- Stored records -
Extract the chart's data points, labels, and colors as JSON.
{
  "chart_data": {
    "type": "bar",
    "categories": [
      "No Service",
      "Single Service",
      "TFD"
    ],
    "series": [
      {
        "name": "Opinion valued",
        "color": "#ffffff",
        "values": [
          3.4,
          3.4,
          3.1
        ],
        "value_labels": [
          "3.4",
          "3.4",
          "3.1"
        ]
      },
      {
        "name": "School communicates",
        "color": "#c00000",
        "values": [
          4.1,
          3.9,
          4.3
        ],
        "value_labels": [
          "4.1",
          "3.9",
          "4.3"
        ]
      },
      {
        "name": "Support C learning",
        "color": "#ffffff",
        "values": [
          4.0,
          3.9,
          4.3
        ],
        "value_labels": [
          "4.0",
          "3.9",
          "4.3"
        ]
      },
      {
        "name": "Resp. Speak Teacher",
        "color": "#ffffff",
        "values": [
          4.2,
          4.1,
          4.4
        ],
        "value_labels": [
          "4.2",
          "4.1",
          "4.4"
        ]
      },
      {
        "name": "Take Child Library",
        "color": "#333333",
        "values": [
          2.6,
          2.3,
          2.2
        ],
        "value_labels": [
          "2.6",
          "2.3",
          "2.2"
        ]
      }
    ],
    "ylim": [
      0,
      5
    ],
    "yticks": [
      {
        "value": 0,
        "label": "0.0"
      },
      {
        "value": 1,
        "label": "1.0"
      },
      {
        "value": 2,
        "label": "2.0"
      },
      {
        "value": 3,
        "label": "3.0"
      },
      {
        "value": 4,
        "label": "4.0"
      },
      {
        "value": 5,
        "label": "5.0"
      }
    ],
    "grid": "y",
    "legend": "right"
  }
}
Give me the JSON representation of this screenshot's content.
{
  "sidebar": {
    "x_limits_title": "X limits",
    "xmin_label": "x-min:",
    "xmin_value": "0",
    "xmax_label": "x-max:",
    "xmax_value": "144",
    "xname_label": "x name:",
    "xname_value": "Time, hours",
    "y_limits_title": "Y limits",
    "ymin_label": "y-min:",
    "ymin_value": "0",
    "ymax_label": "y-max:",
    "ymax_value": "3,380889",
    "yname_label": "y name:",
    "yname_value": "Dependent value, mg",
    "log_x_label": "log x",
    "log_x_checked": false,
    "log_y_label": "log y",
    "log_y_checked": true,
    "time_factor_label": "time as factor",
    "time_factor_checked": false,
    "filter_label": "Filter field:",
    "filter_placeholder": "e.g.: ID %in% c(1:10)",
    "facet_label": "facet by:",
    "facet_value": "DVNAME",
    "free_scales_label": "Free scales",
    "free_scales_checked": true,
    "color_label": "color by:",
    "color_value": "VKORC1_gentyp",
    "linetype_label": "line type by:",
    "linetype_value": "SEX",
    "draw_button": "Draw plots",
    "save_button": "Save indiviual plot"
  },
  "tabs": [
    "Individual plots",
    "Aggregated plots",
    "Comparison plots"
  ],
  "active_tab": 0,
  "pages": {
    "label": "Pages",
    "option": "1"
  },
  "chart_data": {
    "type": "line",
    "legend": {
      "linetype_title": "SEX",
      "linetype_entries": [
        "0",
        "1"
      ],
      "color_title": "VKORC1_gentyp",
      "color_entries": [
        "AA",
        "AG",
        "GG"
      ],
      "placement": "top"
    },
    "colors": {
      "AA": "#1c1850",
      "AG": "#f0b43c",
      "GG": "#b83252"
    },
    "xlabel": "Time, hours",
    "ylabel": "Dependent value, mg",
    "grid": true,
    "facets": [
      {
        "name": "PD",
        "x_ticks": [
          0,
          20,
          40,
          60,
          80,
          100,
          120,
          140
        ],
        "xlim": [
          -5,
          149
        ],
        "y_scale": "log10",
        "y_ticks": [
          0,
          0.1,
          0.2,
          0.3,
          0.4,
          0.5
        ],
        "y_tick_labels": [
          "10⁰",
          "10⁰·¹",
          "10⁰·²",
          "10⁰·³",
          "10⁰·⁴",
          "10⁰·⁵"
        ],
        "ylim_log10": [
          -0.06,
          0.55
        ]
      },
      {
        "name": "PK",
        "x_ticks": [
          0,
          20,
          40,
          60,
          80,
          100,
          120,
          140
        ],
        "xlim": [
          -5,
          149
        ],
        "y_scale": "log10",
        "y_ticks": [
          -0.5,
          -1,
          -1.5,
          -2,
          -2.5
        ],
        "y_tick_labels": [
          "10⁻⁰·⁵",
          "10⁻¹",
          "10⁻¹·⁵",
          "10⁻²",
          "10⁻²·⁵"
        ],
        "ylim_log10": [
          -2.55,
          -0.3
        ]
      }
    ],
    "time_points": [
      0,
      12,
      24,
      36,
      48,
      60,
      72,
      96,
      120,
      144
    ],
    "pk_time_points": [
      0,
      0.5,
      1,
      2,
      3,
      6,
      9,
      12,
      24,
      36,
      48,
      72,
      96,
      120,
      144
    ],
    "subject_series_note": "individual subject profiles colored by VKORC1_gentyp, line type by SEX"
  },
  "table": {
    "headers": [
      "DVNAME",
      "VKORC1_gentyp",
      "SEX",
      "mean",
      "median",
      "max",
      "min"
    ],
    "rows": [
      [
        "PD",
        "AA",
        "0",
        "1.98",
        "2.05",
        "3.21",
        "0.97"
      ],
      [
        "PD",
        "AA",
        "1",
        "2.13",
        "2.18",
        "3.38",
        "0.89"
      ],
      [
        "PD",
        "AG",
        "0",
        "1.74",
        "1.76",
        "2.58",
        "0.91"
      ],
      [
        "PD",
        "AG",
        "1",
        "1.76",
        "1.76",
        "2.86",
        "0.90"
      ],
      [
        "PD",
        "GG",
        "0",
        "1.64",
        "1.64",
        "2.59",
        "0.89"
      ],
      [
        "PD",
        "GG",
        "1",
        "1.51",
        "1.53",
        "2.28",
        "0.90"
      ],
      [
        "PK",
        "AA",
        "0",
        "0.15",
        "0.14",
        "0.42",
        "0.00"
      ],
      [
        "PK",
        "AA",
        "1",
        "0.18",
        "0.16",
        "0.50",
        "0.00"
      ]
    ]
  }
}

- WHAT IS ASKED -
Each entry must be reproduced verbatim.

- SOLUTION FOR THIS TASK -
Extract the chart's data points, labels, and colors as JSON.
{
  "chart_data": {
    "type": "bar",
    "categories": [
      "No Service",
      "Single Service",
      "TFD"
    ],
    "series": [
      {
        "name": "Opinion valued",
        "color": "#ffffff",
        "values": [
          3.4,
          3.4,
          3.1
        ],
        "value_labels": [
          "3.4",
          "3.4",
          "3.1"
        ]
      },
      {
        "name": "School communicates",
        "color": "#c00000",
        "values": [
          4.1,
          3.9,
          4.3
        ],
        "value_labels": [
          "4.1",
          "3.9",
          "4.3"
        ]
      },
      {
        "name": "Support C learning",
        "color": "#ffffff",
        "values": [
          4.0,
          3.9,
          4.3
        ],
        "value_labels": [
          "4.0",
          "3.9",
          "4.3"
        ]
      },
      {
        "name": "Resp. Speak Teacher",
        "color": "#ffffff",
        "values": [
          4.2,
          4.1,
          4.4
        ],
        "value_labels": [
          "4.2",
          "4.1",
          "4.4"
        ]
      },
      {
        "name": "Take Child Library",
        "color": "#333333",
        "values": [
          2.6,
          2.3,
          2.2
        ],
        "value_labels": [
          "2.6",
          "2.3",
          "2.2"
        ]
      }
    ],
    "ylim": [
      0,
      5
    ],
    "yticks": [
      {
        "value": 0,
        "label": "0.0"
      },
      {
        "value": 1,
        "label": "1.0"
      },
      {
        "value": 2,
        "label": "2.0"
      },
      {
        "value": 3,
        "label": "3.0"
      },
      {
        "value": 4,
        "label": "4.0"
      },
      {
        "value": 5,
        "label": "5.0"
      }
    ],
    "grid": "y",
    "legend": "right"
  }
}
Give me the JSON representation of this screenshot's content.
{
  "sidebar": {
    "x_limits_title": "X limits",
    "xmin_label": "x-min:",
    "xmin_value": "0",
    "xmax_label": "x-max:",
    "xmax_value": "144",
    "xname_label": "x name:",
    "xname_value": "Time, hours",
    "y_limits_title": "Y limits",
    "ymin_label": "y-min:",
    "ymin_value": "0",
    "ymax_label": "y-max:",
    "ymax_value": "3,380889",
    "yname_label": "y name:",
    "yname_value": "Dependent value, mg",
    "log_x_label": "log x",
    "log_x_checked": false,
    "log_y_label": "log y",
    "log_y_checked": true,
    "time_factor_label": "time as factor",
    "time_factor_checked": false,
    "filter_label": "Filter field:",
    "filter_placeholder": "e.g.: ID %in% c(1:10)",
    "facet_label": "facet by:",
    "facet_value": "DVNAME",
    "free_scales_label": "Free scales",
    "free_scales_checked": true,
    "color_label": "color by:",
    "color_value": "VKORC1_gentyp",
    "linetype_label": "line type by:",
    "linetype_value": "SEX",
    "draw_button": "Draw plots",
    "save_button": "Save indiviual plot"
  },
  "tabs": [
    "Individual plots",
    "Aggregated plots",
    "Comparison plots"
  ],
  "active_tab": 0,
  "pages": {
    "label": "Pages",
    "option": "1"
  },
  "chart_data": {
    "type": "line",
    "legend": {
      "linetype_title": "SEX",
      "linetype_entries": [
        "0",
        "1"
      ],
      "color_title": "VKORC1_gentyp",
      "color_entries": [
        "AA",
        "AG",
        "GG"
      ],
      "placement": "top"
    },
    "colors": {
      "AA": "#1c1850",
      "AG": "#f0b43c",
      "GG": "#b83252"
    },
    "xlabel": "Time, hours",
    "ylabel": "Dependent value, mg",
    "grid": true,
    "facets": [
      {
        "name": "PD",
        "x_ticks": [
          0,
          20,
          40,
          60,
          80,
          100,
          120,
          140
        ],
        "xlim": [
          -5,
          149
        ],
        "y_scale": "log10",
        "y_ticks": [
          0,
          0.1,
          0.2,
          0.3,
          0.4,
          0.5
        ],
        "y_tick_labels": [
          "10⁰",
          "10⁰·¹",
          "10⁰·²",
          "10⁰·³",
          "10⁰·⁴",
          "10⁰·⁵"
        ],
        "ylim_log10": [
          -0.06,
          0.55
        ]
      },
      {
        "name": "PK",
        "x_ticks": [
          0,
          20,
          40,
          60,
          80,
          100,
          120,
          140
        ],
        "xlim": [
          -5,
          149
        ],
        "y_scale": "log10",
        "y_ticks": [
          -0.5,
          -1,
          -1.5,
          -2,
          -2.5
        ],
        "y_tick_labels": [
          "10⁻⁰·⁵",
          "10⁻¹",
          "10⁻¹·⁵",
          "10⁻²",
          "10⁻²·⁵"
        ],
        "ylim_log10": [
          -2.55,
          -0.3
        ]
      }
    ],
    "time_points": [
      0,
      12,
      24,
      36,
      48,
      60,
      72,
      96,
      120,
      144
    ],
    "pk_time_points": [
      0,
      0.5,
      1,
      2,
      3,
      6,
      9,
      12,
      24,
      36,
      48,
      72,
      96,
      120,
      144
    ],
    "subject_series_note": "individual subject profiles colored by VKORC1_gentyp, line type by SEX"
  },
  "table": {
    "headers": [
      "DVNAME",
      "VKORC1_gentyp",
      "SEX",
      "mean",
      "median",
      "max",
      "min"
    ],
    "rows": [
      [
        "PD",
        "AA",
        "0",
        "1.98",
        "2.05",
        "3.21",
        "0.97"
      ],
      [
        "PD",
        "AA",
        "1",
        "2.13",
        "2.18",
        "3.38",
        "0.89"
      ],
      [
        "PD",
        "AG",
        "0",
        "1.74",
        "1.76",
        "2.58",
        "0.91"
      ],
      [
        "PD",
        "AG",
        "1",
        "1.76",
        "1.76",
        "2.86",
        "0.90"
      ],
      [
        "PD",
        "GG",
        "0",
        "1.64",
        "1.64",
        "2.59",
        "0.89"
      ],
      [
        "PD",
        "GG",
        "1",
        "1.51",
        "1.53",
        "2.28",
        "0.90"
      ],
      [
        "PK",
        "AA",
        "0",
        "0.15",
        "0.14",
        "0.42",
        "0.00"
      ],
      [
        "PK",
        "AA",
        "1",
        "0.18",
        "0.16",
        "0.50",
        "0.00"
      ]
    ]
  }
}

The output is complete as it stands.